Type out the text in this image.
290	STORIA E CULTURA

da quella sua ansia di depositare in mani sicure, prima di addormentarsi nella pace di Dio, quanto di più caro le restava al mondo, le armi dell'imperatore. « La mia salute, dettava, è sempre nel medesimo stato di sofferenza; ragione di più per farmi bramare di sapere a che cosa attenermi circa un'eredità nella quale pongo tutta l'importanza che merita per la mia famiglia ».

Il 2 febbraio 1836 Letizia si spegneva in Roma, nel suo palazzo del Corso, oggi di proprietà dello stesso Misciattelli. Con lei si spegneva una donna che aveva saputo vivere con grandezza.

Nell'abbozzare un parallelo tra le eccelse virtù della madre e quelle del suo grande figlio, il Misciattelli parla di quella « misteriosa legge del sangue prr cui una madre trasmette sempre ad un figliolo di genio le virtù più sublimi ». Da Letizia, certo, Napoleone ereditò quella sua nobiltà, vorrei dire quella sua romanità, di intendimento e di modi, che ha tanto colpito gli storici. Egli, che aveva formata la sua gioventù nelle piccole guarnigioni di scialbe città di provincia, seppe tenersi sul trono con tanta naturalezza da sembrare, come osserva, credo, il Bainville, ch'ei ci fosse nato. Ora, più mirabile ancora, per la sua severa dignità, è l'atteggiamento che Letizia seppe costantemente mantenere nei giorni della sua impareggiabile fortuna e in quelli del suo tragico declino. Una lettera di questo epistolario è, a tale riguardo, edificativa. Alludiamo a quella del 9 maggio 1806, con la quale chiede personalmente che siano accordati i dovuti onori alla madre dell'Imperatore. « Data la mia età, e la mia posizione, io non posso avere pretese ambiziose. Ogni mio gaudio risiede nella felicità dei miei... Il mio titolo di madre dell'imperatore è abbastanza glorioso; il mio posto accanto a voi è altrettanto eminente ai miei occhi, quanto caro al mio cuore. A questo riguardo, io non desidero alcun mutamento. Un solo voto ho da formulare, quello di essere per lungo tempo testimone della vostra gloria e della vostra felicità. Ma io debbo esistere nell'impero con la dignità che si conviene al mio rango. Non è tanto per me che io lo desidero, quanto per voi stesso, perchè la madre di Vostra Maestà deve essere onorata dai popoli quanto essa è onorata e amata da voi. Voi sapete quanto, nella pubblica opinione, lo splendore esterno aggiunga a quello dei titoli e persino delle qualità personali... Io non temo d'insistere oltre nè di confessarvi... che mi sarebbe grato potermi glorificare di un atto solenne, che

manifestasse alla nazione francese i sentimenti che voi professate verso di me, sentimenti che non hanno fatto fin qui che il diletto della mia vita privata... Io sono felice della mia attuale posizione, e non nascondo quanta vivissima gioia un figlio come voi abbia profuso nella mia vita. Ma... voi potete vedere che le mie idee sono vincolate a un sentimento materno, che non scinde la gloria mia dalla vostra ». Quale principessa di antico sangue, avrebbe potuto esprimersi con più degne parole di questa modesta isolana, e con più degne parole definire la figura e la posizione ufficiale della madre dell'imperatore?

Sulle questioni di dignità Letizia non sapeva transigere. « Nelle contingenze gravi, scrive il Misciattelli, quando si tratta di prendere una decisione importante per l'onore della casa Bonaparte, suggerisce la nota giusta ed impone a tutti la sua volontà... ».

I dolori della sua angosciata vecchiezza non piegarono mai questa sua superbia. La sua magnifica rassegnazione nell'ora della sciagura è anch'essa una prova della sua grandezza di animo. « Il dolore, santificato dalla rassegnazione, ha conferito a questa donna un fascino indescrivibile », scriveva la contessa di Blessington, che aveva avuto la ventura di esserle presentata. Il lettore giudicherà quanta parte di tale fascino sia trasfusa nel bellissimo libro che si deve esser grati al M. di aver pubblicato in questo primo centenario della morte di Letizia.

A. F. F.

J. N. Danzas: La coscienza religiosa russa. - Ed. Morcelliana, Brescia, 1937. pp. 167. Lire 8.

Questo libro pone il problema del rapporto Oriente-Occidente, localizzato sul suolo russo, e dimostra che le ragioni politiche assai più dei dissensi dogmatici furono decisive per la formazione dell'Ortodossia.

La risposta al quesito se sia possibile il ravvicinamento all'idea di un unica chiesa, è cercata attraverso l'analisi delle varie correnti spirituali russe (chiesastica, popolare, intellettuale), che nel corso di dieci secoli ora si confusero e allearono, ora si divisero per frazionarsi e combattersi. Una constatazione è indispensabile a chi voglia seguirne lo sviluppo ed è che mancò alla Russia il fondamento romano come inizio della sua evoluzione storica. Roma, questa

§ Challenge
Print out all the entries precisely as written.

§ Written response
Type out the text in this image.
290	STORIA E CULTURA

da quella sua ansia di depositare in mani sicure, prima di addormentarsi nella pace di Dio, quanto di più caro le restava al mondo, le armi dell'imperatore. « La mia salute, dettava, è sempre nel medesimo stato di sofferenza; ragione di più per farmi bramare di sapere a che cosa attenermi circa un'eredità nella quale pongo tutta l'importanza che merita per la mia famiglia ».

Il 2 febbraio 1836 Letizia si spegneva in Roma, nel suo palazzo del Corso, oggi di proprietà dello stesso Misciattelli. Con lei si spegneva una donna che aveva saputo vivere con grandezza.

Nell'abbozzare un parallelo tra le eccelse virtù della madre e quelle del suo grande figlio, il Misciattelli parla di quella « misteriosa legge del sangue prr cui una madre trasmette sempre ad un figliolo di genio le virtù più sublimi ». Da Letizia, certo, Napoleone ereditò quella sua nobiltà, vorrei dire quella sua romanità, di intendimento e di modi, che ha tanto colpito gli storici. Egli, che aveva formata la sua gioventù nelle piccole guarnigioni di scialbe città di provincia, seppe tenersi sul trono con tanta naturalezza da sembrare, come osserva, credo, il Bainville, ch'ei ci fosse nato. Ora, più mirabile ancora, per la sua severa dignità, è l'atteggiamento che Letizia seppe costantemente mantenere nei giorni della sua impareggiabile fortuna e in quelli del suo tragico declino. Una lettera di questo epistolario è, a tale riguardo, edificativa. Alludiamo a quella del 9 maggio 1806, con la quale chiede personalmente che siano accordati i dovuti onori alla madre dell'Imperatore. « Data la mia età, e la mia posizione, io non posso avere pretese ambiziose. Ogni mio gaudio risiede nella felicità dei miei... Il mio titolo di madre dell'imperatore è abbastanza glorioso; il mio posto accanto a voi è altrettanto eminente ai miei occhi, quanto caro al mio cuore. A questo riguardo, io non desidero alcun mutamento. Un solo voto ho da formulare, quello di essere per lungo tempo testimone della vostra gloria e della vostra felicità. Ma io debbo esistere nell'impero con la dignità che si conviene al mio rango. Non è tanto per me che io lo desidero, quanto per voi stesso, perchè la madre di Vostra Maestà deve essere onorata dai popoli quanto essa è onorata e amata da voi. Voi sapete quanto, nella pubblica opinione, lo splendore esterno aggiunga a quello dei titoli e persino delle qualità personali... Io non temo d'insistere oltre nè di confessarvi... che mi sarebbe grato potermi glorificare di un atto solenne, che

manifestasse alla nazione francese i sentimenti che voi professate verso di me, sentimenti che non hanno fatto fin qui che il diletto della mia vita privata... Io sono felice della mia attuale posizione, e non nascondo quanta vivissima gioia un figlio come voi abbia profuso nella mia vita. Ma... voi potete vedere che le mie idee sono vincolate a un sentimento materno, che non scinde la gloria mia dalla vostra ». Quale principessa di antico sangue, avrebbe potuto esprimersi con più degne parole di questa modesta isolana, e con più degne parole definire la figura e la posizione ufficiale della madre dell'imperatore?

Sulle questioni di dignità Letizia non sapeva transigere. « Nelle contingenze gravi, scrive il Misciattelli, quando si tratta di prendere una decisione importante per l'onore della casa Bonaparte, suggerisce la nota giusta ed impone a tutti la sua volontà... ».

I dolori della sua angosciata vecchiezza non piegarono mai questa sua superbia. La sua magnifica rassegnazione nell'ora della sciagura è anch'essa una prova della sua grandezza di animo. « Il dolore, santificato dalla rassegnazione, ha conferito a questa donna un fascino indescrivibile », scriveva la contessa di Blessington, che aveva avuto la ventura di esserle presentata. Il lettore giudicherà quanta parte di tale fascino sia trasfusa nel bellissimo libro che si deve esser grati al M. di aver pubblicato in questo primo centenario della morte di Letizia.

A. F. F.

J. N. Danzas: La coscienza religiosa russa. - Ed. Morcelliana, Brescia, 1937. pp. 167. Lire 8.

Questo libro pone il problema del rapporto Oriente-Occidente, localizzato sul suolo russo, e dimostra che le ragioni politiche assai più dei dissensi dogmatici furono decisive per la formazione dell'Ortodossia.

La risposta al quesito se sia possibile il ravvicinamento all'idea di un unica chiesa, è cercata attraverso l'analisi delle varie correnti spirituali russe (chiesastica, popolare, intellettuale), che nel corso di dieci secoli ora si confusero e allearono, ora si divisero per frazionarsi e combattersi. Una constatazione è indispensabile a chi voglia seguirne lo sviluppo ed è che mancò alla Russia il fondamento romano come inizio della sua evoluzione storica. Roma, questa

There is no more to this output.